▶ Raw records
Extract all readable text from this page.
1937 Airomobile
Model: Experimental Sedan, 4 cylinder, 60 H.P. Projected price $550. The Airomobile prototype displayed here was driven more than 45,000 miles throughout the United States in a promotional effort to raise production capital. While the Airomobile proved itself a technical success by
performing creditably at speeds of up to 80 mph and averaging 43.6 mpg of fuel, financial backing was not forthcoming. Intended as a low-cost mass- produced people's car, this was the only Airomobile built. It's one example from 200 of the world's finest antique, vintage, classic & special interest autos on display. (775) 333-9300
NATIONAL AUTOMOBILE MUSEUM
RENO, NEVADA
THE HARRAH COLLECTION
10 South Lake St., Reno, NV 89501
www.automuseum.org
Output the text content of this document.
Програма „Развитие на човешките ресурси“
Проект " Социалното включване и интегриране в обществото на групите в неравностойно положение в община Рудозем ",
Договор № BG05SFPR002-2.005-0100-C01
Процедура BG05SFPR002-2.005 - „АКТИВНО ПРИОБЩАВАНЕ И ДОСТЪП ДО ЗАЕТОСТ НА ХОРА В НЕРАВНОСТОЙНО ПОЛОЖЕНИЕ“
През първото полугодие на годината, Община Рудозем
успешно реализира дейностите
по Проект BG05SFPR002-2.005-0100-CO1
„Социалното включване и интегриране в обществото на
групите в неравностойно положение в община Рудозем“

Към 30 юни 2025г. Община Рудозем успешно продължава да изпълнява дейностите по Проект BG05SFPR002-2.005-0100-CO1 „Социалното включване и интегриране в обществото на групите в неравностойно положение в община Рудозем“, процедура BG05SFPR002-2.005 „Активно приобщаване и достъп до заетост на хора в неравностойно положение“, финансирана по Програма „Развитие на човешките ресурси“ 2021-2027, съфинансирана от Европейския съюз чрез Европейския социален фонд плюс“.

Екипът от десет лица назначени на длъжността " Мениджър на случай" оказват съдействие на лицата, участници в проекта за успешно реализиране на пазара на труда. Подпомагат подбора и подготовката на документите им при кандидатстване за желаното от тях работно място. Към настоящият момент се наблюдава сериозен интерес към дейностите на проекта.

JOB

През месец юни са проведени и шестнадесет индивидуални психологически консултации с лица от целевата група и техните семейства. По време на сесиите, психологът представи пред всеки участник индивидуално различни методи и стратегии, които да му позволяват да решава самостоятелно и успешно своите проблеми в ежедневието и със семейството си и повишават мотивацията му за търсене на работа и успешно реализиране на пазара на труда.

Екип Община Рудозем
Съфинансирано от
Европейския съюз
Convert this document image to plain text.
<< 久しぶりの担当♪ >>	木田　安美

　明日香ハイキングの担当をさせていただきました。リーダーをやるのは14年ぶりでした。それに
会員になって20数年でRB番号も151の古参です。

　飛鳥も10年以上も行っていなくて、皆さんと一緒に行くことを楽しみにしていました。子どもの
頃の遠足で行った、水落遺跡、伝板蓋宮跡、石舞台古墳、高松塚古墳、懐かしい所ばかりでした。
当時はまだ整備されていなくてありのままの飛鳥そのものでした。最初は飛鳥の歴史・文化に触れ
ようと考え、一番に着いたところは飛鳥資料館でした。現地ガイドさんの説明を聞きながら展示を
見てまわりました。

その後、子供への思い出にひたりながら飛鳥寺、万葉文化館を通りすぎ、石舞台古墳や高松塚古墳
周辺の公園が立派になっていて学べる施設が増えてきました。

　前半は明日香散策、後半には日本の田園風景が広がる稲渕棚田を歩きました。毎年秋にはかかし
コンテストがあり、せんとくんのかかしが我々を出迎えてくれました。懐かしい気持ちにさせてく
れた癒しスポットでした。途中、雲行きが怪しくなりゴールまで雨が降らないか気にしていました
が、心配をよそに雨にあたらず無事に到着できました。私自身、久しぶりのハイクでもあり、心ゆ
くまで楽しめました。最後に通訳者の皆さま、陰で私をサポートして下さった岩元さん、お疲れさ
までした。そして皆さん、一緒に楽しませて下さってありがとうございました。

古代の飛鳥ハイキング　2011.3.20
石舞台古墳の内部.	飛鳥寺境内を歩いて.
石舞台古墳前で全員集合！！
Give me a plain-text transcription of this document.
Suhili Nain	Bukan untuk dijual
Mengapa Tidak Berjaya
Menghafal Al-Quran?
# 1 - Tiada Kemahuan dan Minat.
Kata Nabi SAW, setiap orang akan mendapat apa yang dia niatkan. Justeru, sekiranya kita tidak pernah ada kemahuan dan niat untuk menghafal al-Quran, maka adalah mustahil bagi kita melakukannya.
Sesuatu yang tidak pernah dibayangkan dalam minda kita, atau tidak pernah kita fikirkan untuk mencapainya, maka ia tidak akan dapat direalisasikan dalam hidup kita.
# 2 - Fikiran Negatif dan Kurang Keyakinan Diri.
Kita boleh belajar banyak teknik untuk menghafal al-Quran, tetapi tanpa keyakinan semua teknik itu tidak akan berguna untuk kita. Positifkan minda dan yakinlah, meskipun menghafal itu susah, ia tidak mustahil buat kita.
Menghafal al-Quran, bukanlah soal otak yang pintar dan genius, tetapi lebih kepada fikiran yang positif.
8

▶ Job
Using the material above, extract the line that contains "Give me a plain-text" and every line after it, exactly as given; stop at the last line.

▶ Output of the task
Give me a plain-text transcription of this document.
Suhili Nain	Bukan untuk dijual
Mengapa Tidak Berjaya
Menghafal Al-Quran?
# 1 - Tiada Kemahuan dan Minat.
Kata Nabi SAW, setiap orang akan mendapat apa yang dia niatkan. Justeru, sekiranya kita tidak pernah ada kemahuan dan niat untuk menghafal al-Quran, maka adalah mustahil bagi kita melakukannya.
Sesuatu yang tidak pernah dibayangkan dalam minda kita, atau tidak pernah kita fikirkan untuk mencapainya, maka ia tidak akan dapat direalisasikan dalam hidup kita.
# 2 - Fikiran Negatif dan Kurang Keyakinan Diri.
Kita boleh belajar banyak teknik untuk menghafal al-Quran, tetapi tanpa keyakinan semua teknik itu tidak akan berguna untuk kita. Positifkan minda dan yakinlah, meskipun menghafal itu susah, ia tidak mustahil buat kita.
Menghafal al-Quran, bukanlah soal otak yang pintar dan genius, tetapi lebih kepada fikiran yang positif.
8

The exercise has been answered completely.